What you should do: Format every line of the material below as a JSON list of strings, one string per line, leaving out blank lines.

Input data:

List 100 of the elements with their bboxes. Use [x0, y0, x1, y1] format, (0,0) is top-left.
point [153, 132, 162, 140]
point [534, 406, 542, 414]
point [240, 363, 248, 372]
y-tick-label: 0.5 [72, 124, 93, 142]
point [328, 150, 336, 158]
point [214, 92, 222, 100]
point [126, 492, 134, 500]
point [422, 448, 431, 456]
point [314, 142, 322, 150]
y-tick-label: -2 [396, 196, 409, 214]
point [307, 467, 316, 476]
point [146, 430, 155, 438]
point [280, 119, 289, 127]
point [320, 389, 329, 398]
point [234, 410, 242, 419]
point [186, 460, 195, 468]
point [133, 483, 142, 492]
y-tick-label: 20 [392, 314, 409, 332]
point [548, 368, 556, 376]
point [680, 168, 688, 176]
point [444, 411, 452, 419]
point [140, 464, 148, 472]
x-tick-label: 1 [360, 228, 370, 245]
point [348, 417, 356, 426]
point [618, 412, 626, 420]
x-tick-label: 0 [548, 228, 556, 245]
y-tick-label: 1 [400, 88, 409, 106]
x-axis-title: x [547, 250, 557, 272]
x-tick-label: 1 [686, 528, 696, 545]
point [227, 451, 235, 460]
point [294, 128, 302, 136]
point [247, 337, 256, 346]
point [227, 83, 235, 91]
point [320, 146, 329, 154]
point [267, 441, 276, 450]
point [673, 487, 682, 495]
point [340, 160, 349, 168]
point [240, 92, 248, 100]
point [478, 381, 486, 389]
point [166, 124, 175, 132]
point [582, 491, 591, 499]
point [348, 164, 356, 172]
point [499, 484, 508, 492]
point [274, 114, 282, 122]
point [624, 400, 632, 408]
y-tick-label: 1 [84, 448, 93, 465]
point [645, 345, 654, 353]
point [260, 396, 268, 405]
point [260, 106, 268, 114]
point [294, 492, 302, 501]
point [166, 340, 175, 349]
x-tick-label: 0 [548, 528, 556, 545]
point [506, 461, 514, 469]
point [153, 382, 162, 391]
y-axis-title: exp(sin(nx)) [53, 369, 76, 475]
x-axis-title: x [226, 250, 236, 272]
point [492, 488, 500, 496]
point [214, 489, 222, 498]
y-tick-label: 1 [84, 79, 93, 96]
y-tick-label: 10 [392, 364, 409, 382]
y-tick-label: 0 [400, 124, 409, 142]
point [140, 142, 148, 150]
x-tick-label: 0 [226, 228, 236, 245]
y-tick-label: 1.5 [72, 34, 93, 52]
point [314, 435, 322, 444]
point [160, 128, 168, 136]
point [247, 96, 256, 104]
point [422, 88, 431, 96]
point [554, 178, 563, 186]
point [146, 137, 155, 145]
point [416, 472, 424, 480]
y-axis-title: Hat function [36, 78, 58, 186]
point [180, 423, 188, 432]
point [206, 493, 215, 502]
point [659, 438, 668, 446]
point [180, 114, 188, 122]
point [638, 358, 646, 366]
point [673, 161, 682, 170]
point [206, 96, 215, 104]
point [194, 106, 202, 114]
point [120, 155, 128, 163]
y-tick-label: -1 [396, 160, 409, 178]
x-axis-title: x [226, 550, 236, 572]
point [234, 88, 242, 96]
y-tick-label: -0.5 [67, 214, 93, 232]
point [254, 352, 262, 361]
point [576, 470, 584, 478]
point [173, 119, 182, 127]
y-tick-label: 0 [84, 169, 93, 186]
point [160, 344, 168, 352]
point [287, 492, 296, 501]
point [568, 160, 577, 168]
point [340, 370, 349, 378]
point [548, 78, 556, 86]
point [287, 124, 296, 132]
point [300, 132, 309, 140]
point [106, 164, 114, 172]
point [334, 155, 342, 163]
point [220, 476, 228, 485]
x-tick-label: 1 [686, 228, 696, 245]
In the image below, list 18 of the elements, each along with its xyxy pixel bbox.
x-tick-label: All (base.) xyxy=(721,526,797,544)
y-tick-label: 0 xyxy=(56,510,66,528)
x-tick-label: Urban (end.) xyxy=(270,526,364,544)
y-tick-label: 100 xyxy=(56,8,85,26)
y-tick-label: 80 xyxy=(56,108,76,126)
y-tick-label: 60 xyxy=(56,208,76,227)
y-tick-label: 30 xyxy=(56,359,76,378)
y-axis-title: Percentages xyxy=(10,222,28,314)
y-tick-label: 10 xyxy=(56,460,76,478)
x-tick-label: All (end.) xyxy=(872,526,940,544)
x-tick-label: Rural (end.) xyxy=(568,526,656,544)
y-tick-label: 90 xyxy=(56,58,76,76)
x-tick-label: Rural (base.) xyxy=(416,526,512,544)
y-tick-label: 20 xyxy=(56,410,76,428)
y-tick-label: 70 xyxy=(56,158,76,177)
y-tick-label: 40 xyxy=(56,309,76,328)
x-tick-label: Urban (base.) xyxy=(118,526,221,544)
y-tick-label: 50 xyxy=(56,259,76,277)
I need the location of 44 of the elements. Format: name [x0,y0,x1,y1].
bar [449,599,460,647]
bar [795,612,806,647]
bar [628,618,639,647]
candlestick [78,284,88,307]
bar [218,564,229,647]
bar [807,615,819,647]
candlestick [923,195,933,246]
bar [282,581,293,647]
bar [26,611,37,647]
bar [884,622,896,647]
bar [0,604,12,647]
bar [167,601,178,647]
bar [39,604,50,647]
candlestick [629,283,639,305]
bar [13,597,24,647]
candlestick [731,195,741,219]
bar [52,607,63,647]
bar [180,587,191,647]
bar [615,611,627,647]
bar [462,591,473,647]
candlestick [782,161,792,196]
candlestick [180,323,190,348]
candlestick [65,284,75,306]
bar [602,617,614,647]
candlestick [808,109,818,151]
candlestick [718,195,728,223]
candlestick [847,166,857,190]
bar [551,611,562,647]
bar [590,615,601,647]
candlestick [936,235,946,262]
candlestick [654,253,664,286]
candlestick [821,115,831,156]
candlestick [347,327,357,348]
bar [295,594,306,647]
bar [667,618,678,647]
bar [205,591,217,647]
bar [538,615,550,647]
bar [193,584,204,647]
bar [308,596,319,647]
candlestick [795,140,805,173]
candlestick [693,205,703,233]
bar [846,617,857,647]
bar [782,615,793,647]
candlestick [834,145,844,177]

Right answer:
[
  "List 100 of the elements with their bboxes. Use [x0, y0, x1, y1] format, (0,0) is top-left.",
  "point [153, 132, 162, 140]",
  "point [534, 406, 542, 414]",
  "point [240, 363, 248, 372]",
  "y-tick-label: 0.5 [72, 124, 93, 142]",
  "point [328, 150, 336, 158]",
  "point [214, 92, 222, 100]",
  "point [126, 492, 134, 500]",
  "point [422, 448, 431, 456]",
  "point [314, 142, 322, 150]",
  "y-tick-label: -2 [396, 196, 409, 214]",
  "point [307, 467, 316, 476]",
  "point [146, 430, 155, 438]",
  "point [280, 119, 289, 127]",
  "point [320, 389, 329, 398]",
  "point [234, 410, 242, 419]",
  "point [186, 460, 195, 468]",
  "point [133, 483, 142, 492]",
  "y-tick-label: 20 [392, 314, 409, 332]",
  "point [548, 368, 556, 376]",
  "point [680, 168, 688, 176]",
  "point [444, 411, 452, 419]",
  "point [140, 464, 148, 472]",
  "x-tick-label: 1 [360, 228, 370, 245]",
  "point [348, 417, 356, 426]",
  "point [618, 412, 626, 420]",
  "x-tick-label: 0 [548, 228, 556, 245]",
  "y-tick-label: 1 [400, 88, 409, 106]",
  "x-axis-title: x [547, 250, 557, 272]",
  "x-tick-label: 1 [686, 528, 696, 545]",
  "point [227, 451, 235, 460]",
  "point [294, 128, 302, 136]",
  "point [247, 337, 256, 346]",
  "point [227, 83, 235, 91]",
  "point [320, 146, 329, 154]",
  "point [267, 441, 276, 450]",
  "point [673, 487, 682, 495]",
  "point [340, 160, 349, 168]",
  "point [240, 92, 248, 100]",
  "point [478, 381, 486, 389]",
  "point [166, 124, 175, 132]",
  "point [582, 491, 591, 499]",
  "point [348, 164, 356, 172]",
  "point [499, 484, 508, 492]",
  "point [274, 114, 282, 122]",
  "point [624, 400, 632, 408]",
  "y-tick-label: 1 [84, 448, 93, 465]",
  "point [645, 345, 654, 353]",
  "point [260, 396, 268, 405]",
  "point [260, 106, 268, 114]",
  "point [294, 492, 302, 501]",
  "point [166, 340, 175, 349]",
  "x-tick-label: 0 [548, 528, 556, 545]",
  "point [506, 461, 514, 469]",
  "point [153, 382, 162, 391]",
  "y-axis-title: exp(sin(nx)) [53, 369, 76, 475]",
  "x-axis-title: x [226, 250, 236, 272]",
  "point [492, 488, 500, 496]",
  "point [214, 489, 222, 498]",
  "y-tick-label: 1 [84, 79, 93, 96]",
  "y-tick-label: 10 [392, 364, 409, 382]",
  "y-tick-label: 0 [400, 124, 409, 142]",
  "point [140, 142, 148, 150]",
  "x-tick-label: 0 [226, 228, 236, 245]",
  "y-tick-label: 1.5 [72, 34, 93, 52]",
  "point [314, 435, 322, 444]",
  "point [160, 128, 168, 136]",
  "point [247, 96, 256, 104]",
  "point [422, 88, 431, 96]",
  "point [554, 178, 563, 186]",
  "point [146, 137, 155, 145]",
  "point [416, 472, 424, 480]",
  "y-axis-title: Hat function [36, 78, 58, 186]",
  "point [180, 423, 188, 432]",
  "point [206, 493, 215, 502]",
  "point [659, 438, 668, 446]",
  "point [180, 114, 188, 122]",
  "point [638, 358, 646, 366]",
  "point [673, 161, 682, 170]",
  "point [206, 96, 215, 104]",
  "point [194, 106, 202, 114]",
  "point [120, 155, 128, 163]",
  "y-tick-label: -1 [396, 160, 409, 178]",
  "x-axis-title: x [226, 550, 236, 572]",
  "point [234, 88, 242, 96]",
  "y-tick-label: -0.5 [67, 214, 93, 232]",
  "point [254, 352, 262, 361]",
  "point [576, 470, 584, 478]",
  "point [173, 119, 182, 127]",
  "y-tick-label: 0 [84, 169, 93, 186]",
  "point [160, 344, 168, 352]",
  "point [287, 492, 296, 501]",
  "point [568, 160, 577, 168]",
  "point [340, 370, 349, 378]",
  "point [548, 78, 556, 86]",
  "point [287, 124, 296, 132]",
  "point [300, 132, 309, 140]",
  "point [106, 164, 114, 172]",
  "point [334, 155, 342, 163]",
  "point [220, 476, 228, 485]",
  "x-tick-label: 1 [686, 228, 696, 245]",
  "In the image below, list 18 of the elements, each along with its xyxy pixel bbox.",
  "x-tick-label: All (base.) xyxy=(721,526,797,544)",
  "y-tick-label: 0 xyxy=(56,510,66,528)",
  "x-tick-label: Urban (end.) xyxy=(270,526,364,544)",
  "y-tick-label: 100 xyxy=(56,8,85,26)",
  "y-tick-label: 80 xyxy=(56,108,76,126)",
  "y-tick-label: 60 xyxy=(56,208,76,227)",
  "y-tick-label: 30 xyxy=(56,359,76,378)",
  "y-axis-title: Percentages xyxy=(10,222,28,314)",
  "y-tick-label: 10 xyxy=(56,460,76,478)",
  "x-tick-label: All (end.) xyxy=(872,526,940,544)",
  "x-tick-label: Rural (end.) xyxy=(568,526,656,544)",
  "y-tick-label: 90 xyxy=(56,58,76,76)",
  "x-tick-label: Rural (base.) xyxy=(416,526,512,544)",
  "y-tick-label: 20 xyxy=(56,410,76,428)",
  "y-tick-label: 70 xyxy=(56,158,76,177)",
  "y-tick-label: 40 xyxy=(56,309,76,328)",
  "x-tick-label: Urban (base.) xyxy=(118,526,221,544)",
  "y-tick-label: 50 xyxy=(56,259,76,277)",
  "I need the location of 44 of the elements. Format: name [x0,y0,x1,y1].",
  "bar [449,599,460,647]",
  "bar [795,612,806,647]",
  "bar [628,618,639,647]",
  "candlestick [78,284,88,307]",
  "bar [218,564,229,647]",
  "bar [807,615,819,647]",
  "candlestick [923,195,933,246]",
  "bar [282,581,293,647]",
  "bar [26,611,37,647]",
  "bar [884,622,896,647]",
  "bar [0,604,12,647]",
  "bar [167,601,178,647]",
  "bar [39,604,50,647]",
  "candlestick [629,283,639,305]",
  "bar [13,597,24,647]",
  "candlestick [731,195,741,219]",
  "bar [52,607,63,647]",
  "bar [180,587,191,647]",
  "bar [615,611,627,647]",
  "bar [462,591,473,647]",
  "candlestick [782,161,792,196]",
  "candlestick [180,323,190,348]",
  "candlestick [65,284,75,306]",
  "bar [602,617,614,647]",
  "candlestick [808,109,818,151]",
  "candlestick [718,195,728,223]",
  "candlestick [847,166,857,190]",
  "bar [551,611,562,647]",
  "bar [590,615,601,647]",
  "candlestick [936,235,946,262]",
  "candlestick [654,253,664,286]",
  "candlestick [821,115,831,156]",
  "candlestick [347,327,357,348]",
  "bar [295,594,306,647]",
  "bar [667,618,678,647]",
  "bar [205,591,217,647]",
  "bar [538,615,550,647]",
  "bar [193,584,204,647]",
  "bar [308,596,319,647]",
  "candlestick [795,140,805,173]",
  "candlestick [693,205,703,233]",
  "bar [846,617,857,647]",
  "bar [782,615,793,647]",
  "candlestick [834,145,844,177]"
]